To do |
From the listing below, pull out all lines with "this" in them.

Records from a collection:
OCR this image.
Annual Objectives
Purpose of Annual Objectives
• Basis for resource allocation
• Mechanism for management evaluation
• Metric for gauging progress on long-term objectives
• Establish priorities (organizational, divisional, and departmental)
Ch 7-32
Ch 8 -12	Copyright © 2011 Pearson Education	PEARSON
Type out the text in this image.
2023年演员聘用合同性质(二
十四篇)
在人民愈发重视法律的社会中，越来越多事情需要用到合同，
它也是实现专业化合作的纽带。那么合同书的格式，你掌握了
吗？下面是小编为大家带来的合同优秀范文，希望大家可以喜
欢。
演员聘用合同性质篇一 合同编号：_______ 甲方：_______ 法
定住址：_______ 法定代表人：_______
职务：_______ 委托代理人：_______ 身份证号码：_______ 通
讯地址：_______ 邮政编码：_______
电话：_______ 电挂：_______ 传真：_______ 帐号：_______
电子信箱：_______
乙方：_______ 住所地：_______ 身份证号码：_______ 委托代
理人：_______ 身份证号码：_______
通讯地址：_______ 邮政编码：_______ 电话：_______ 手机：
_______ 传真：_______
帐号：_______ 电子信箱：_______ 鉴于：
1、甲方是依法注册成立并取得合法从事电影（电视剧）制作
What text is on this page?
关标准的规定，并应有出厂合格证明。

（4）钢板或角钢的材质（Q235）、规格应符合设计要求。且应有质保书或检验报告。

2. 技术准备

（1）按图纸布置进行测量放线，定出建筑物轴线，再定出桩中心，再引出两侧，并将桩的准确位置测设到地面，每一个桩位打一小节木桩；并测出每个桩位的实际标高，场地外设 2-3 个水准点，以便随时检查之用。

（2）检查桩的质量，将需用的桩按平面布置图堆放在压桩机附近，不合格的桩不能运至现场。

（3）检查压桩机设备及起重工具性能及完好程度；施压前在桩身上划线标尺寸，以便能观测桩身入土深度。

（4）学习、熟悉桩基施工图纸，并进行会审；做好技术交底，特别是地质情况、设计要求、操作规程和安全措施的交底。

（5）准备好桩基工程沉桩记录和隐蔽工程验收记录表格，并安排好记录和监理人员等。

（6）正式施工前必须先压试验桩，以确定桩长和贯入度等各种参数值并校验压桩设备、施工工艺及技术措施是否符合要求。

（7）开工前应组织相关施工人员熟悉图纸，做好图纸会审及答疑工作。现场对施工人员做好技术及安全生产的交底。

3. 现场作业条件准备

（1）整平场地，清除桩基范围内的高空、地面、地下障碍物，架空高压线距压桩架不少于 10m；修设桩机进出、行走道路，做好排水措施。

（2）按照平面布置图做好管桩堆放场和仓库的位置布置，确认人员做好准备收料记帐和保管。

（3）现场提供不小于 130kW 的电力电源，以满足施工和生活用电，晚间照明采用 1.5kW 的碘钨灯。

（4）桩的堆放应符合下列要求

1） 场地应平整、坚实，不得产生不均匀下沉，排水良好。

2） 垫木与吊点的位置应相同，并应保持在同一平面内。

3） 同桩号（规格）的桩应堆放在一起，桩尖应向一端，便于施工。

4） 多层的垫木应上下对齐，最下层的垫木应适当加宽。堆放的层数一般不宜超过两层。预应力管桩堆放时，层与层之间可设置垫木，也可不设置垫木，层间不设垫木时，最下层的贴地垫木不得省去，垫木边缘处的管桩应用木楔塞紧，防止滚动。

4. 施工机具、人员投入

Answer to the problem |
OCR this image.
Type out the text in this image.
What text is on this page?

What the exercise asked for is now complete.